◆ Task material:
____
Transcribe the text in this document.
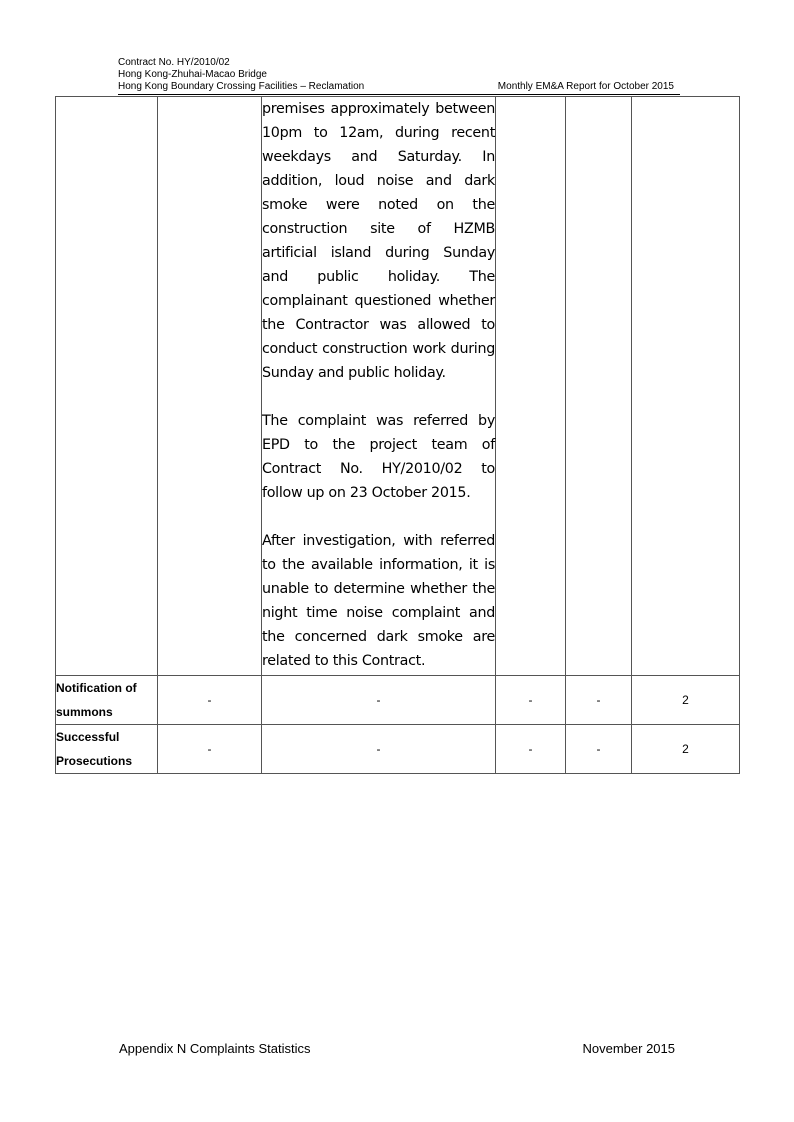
Contract No. HY/2010/02
Hong Kong-Zhuhai-Macao Bridge
Hong Kong Boundary Crossing Facilities – Reclamation	Monthly EM&A Report for October 2015

		premises approximately between 10pm to 12am, during recent weekdays and Saturday. In addition, loud noise and dark smoke were noted on the construction site of HZMB artificial island during Sunday and public holiday. The complainant questioned whether the Contractor was allowed to conduct construction work during Sunday and public holiday.

The complaint was referred by EPD to the project team of Contract No. HY/2010/02 to follow up on 23 October 2015.

After investigation, with referred to the available information, it is unable to determine whether the night time noise complaint and the concerned dark smoke are related to this Contract.			

Notification of
summons	-	-	-	-	2

Successful
Prosecutions	-	-	-	-	2
Appendix N Complaints Statistics	November 2015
____
◆ Set task:
Images in the data above are to be skipped. Retype all other material exactly.

◆ The output:
Transcribe the text in this document.
Contract No. HY/2010/02
Hong Kong-Zhuhai-Macao Bridge
Hong Kong Boundary Crossing Facilities – Reclamation	Monthly EM&A Report for October 2015

		premises approximately between 10pm to 12am, during recent weekdays and Saturday. In addition, loud noise and dark smoke were noted on the construction site of HZMB artificial island during Sunday and public holiday. The complainant questioned whether the Contractor was allowed to conduct construction work during Sunday and public holiday.

The complaint was referred by EPD to the project team of Contract No. HY/2010/02 to follow up on 23 October 2015.

After investigation, with referred to the available information, it is unable to determine whether the night time noise complaint and the concerned dark smoke are related to this Contract.			

Notification of
summons	-	-	-	-	2

Successful
Prosecutions	-	-	-	-	2
Appendix N Complaints Statistics	November 2015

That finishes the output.